───── Data for processing

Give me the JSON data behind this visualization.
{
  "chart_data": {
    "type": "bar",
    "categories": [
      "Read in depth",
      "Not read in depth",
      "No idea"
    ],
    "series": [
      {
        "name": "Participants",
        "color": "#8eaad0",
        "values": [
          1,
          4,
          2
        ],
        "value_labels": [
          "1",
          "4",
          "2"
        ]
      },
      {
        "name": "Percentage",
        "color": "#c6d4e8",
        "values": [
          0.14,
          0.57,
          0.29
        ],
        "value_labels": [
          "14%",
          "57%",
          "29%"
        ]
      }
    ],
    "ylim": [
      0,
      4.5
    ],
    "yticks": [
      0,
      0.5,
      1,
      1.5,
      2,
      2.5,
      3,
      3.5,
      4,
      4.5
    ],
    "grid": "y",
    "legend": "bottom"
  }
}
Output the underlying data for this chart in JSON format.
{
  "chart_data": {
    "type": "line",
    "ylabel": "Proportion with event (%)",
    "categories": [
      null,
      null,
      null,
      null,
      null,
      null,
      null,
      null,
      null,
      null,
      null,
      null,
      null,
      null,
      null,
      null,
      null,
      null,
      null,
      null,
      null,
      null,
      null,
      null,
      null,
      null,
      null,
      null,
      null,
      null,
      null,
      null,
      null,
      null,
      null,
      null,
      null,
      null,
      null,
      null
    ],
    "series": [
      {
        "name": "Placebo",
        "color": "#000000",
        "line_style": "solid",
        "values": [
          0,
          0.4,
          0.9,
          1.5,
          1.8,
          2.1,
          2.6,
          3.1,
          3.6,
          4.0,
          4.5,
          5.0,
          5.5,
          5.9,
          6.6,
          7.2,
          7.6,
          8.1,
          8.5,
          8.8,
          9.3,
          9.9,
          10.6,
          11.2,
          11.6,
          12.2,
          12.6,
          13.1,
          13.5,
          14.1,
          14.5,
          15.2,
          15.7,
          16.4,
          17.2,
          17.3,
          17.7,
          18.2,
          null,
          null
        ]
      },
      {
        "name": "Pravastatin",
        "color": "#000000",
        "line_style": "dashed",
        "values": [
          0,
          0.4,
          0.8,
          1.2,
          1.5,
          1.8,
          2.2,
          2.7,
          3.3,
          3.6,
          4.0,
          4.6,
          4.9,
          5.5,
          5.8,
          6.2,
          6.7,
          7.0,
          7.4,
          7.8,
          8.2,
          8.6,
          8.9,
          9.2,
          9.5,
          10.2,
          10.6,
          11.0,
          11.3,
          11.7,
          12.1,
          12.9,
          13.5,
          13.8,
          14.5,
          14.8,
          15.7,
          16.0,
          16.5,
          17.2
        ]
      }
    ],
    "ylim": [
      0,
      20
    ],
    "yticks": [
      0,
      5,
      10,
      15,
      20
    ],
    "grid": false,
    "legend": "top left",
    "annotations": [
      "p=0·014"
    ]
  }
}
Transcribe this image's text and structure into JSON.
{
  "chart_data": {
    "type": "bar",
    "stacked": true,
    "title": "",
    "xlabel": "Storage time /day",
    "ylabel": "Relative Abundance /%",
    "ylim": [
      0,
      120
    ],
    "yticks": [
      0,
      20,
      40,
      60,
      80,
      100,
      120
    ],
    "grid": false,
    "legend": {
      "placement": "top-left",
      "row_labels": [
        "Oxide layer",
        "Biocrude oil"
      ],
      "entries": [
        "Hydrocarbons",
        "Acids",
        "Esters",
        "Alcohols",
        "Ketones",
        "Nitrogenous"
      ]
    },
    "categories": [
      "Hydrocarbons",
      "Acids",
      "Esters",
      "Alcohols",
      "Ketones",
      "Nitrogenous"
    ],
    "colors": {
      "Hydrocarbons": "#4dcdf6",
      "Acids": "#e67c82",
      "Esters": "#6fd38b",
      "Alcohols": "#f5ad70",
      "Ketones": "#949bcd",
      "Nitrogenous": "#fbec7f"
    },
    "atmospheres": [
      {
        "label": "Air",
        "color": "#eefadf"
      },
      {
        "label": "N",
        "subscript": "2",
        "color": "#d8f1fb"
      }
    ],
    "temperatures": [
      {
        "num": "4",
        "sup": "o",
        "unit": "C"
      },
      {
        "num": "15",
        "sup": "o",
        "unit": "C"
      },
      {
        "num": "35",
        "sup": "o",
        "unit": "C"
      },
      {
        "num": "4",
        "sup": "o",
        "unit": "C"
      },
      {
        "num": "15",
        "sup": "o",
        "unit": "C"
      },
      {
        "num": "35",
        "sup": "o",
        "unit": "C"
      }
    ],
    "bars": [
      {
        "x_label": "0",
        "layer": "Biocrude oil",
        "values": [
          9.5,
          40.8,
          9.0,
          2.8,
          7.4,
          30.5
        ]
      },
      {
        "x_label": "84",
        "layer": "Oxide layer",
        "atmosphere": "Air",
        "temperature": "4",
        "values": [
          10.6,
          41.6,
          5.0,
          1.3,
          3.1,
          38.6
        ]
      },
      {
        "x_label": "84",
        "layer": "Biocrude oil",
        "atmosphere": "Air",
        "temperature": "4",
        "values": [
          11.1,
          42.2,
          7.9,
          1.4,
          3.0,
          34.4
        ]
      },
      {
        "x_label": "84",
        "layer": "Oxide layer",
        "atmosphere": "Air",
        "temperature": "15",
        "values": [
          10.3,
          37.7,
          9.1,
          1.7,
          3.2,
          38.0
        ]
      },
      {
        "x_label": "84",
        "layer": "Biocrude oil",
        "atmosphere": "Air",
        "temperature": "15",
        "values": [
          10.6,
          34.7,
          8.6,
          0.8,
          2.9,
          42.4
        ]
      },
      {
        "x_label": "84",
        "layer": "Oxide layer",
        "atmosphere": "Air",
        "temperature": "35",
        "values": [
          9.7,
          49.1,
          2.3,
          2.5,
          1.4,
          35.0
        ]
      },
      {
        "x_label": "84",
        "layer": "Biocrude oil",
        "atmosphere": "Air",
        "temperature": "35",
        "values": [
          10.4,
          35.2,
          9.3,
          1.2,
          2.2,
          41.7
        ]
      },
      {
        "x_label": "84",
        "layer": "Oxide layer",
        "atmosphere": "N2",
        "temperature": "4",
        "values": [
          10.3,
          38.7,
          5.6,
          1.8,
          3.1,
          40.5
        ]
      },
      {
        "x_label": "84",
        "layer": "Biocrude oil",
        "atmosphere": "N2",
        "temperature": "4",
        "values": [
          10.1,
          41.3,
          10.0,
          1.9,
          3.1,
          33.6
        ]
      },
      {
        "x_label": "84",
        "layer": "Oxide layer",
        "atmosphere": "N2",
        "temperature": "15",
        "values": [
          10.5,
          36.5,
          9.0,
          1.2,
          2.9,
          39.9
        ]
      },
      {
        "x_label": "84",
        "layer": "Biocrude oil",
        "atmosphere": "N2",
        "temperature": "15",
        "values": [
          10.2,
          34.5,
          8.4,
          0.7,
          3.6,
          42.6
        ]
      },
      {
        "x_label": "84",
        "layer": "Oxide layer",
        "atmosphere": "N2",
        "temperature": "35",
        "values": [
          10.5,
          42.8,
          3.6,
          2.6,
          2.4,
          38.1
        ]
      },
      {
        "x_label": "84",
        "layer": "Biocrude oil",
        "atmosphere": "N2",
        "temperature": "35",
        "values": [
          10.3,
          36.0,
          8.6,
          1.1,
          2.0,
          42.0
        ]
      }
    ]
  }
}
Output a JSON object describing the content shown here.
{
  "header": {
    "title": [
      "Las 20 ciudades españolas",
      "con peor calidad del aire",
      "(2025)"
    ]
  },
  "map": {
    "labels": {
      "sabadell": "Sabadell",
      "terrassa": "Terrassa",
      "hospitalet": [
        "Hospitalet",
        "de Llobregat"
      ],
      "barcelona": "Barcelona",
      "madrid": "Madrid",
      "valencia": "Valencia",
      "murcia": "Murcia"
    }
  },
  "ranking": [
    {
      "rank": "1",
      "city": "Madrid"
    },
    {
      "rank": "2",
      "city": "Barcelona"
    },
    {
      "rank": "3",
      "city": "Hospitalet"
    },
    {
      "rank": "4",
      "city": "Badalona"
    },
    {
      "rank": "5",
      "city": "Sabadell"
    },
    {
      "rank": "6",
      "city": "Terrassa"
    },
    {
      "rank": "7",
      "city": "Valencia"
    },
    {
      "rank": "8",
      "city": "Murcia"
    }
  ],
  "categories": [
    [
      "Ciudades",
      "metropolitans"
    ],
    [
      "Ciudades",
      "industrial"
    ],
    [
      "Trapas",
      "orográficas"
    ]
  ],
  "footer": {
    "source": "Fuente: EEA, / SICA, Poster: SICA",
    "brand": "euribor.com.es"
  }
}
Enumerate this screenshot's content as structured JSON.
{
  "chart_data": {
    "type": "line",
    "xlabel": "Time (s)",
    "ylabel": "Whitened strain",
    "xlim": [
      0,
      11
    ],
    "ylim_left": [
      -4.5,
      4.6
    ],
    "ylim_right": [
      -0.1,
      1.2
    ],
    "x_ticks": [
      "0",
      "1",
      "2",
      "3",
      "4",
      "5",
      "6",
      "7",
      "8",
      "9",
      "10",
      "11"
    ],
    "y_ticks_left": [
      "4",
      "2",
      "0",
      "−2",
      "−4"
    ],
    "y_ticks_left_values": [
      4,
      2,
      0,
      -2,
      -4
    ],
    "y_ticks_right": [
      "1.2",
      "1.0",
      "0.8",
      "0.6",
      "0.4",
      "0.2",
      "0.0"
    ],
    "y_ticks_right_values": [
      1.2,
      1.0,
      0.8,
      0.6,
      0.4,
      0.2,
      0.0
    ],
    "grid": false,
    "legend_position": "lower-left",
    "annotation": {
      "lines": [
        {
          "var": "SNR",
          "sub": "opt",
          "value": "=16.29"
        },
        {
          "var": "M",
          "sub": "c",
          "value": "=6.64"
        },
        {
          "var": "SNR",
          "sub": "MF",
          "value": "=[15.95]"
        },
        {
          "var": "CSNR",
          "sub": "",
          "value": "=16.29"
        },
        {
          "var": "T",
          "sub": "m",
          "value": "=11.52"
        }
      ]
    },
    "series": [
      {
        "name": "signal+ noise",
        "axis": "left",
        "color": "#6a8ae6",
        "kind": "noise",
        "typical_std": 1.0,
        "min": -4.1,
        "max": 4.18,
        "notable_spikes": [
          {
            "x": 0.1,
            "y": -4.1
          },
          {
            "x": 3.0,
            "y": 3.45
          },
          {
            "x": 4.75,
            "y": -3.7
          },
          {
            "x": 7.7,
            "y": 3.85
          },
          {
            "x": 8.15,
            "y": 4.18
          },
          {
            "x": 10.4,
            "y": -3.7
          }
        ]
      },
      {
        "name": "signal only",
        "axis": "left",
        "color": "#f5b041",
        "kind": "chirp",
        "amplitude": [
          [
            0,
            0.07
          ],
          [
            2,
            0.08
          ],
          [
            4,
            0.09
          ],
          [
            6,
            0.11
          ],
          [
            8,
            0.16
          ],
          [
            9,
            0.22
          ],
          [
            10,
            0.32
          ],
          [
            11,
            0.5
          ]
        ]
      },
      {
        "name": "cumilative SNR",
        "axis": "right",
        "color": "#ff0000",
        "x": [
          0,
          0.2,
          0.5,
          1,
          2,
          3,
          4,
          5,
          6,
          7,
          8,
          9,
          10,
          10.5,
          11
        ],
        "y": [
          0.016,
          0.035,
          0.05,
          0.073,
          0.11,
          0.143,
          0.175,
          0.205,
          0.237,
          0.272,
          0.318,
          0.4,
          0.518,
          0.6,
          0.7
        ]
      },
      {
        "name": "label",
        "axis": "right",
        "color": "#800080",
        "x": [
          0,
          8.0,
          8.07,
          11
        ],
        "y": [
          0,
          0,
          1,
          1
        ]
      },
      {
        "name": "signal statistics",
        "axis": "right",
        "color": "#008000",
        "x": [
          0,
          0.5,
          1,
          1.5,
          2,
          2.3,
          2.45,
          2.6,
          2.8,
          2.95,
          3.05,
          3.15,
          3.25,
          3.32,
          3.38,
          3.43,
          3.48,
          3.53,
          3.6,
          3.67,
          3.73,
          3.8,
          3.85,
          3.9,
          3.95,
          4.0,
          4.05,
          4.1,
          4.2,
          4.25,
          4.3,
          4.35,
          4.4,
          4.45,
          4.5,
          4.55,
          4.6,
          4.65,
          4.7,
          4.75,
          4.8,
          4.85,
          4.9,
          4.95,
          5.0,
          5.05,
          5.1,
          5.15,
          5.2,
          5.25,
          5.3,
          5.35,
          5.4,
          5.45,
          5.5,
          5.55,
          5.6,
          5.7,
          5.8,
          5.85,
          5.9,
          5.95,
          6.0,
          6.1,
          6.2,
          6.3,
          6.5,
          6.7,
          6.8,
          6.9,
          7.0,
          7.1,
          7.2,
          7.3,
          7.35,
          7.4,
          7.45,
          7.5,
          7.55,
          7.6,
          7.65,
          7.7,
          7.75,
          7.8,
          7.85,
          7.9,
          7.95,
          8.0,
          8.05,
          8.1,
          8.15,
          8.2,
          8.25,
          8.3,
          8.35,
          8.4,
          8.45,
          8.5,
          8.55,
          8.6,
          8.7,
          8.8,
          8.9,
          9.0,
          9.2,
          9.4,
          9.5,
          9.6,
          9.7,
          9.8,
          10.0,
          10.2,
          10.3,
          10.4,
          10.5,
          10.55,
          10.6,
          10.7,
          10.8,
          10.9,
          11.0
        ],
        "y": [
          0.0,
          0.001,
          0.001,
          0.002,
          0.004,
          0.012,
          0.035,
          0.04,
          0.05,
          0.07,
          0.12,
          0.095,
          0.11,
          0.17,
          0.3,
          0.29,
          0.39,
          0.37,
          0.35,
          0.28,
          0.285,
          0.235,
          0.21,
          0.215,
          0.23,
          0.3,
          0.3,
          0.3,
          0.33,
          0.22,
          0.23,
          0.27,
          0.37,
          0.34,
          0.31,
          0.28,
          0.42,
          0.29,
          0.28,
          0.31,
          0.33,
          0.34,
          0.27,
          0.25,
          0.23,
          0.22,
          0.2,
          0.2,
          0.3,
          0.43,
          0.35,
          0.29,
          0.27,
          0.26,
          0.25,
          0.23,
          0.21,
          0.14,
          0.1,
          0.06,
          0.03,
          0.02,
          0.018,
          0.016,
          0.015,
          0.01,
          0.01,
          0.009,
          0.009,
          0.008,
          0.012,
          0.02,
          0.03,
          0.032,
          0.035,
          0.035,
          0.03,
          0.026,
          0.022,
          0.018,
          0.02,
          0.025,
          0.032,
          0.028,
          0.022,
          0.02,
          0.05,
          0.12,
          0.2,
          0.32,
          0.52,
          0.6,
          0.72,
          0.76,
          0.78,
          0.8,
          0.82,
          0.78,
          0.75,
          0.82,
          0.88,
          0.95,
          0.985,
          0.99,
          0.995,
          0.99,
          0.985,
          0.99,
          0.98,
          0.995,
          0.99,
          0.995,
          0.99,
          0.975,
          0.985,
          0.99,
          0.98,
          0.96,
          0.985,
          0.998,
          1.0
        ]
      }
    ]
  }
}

──────────

Direction
Extract from the data every line where "city" shows up.

Task solution
      "city": "Madrid"
      "city": "Barcelona"
      "city": "Hospitalet"
      "city": "Badalona"
      "city": "Sabadell"
      "city": "Terrassa"
      "city": "Valencia"
      "city": "Murcia"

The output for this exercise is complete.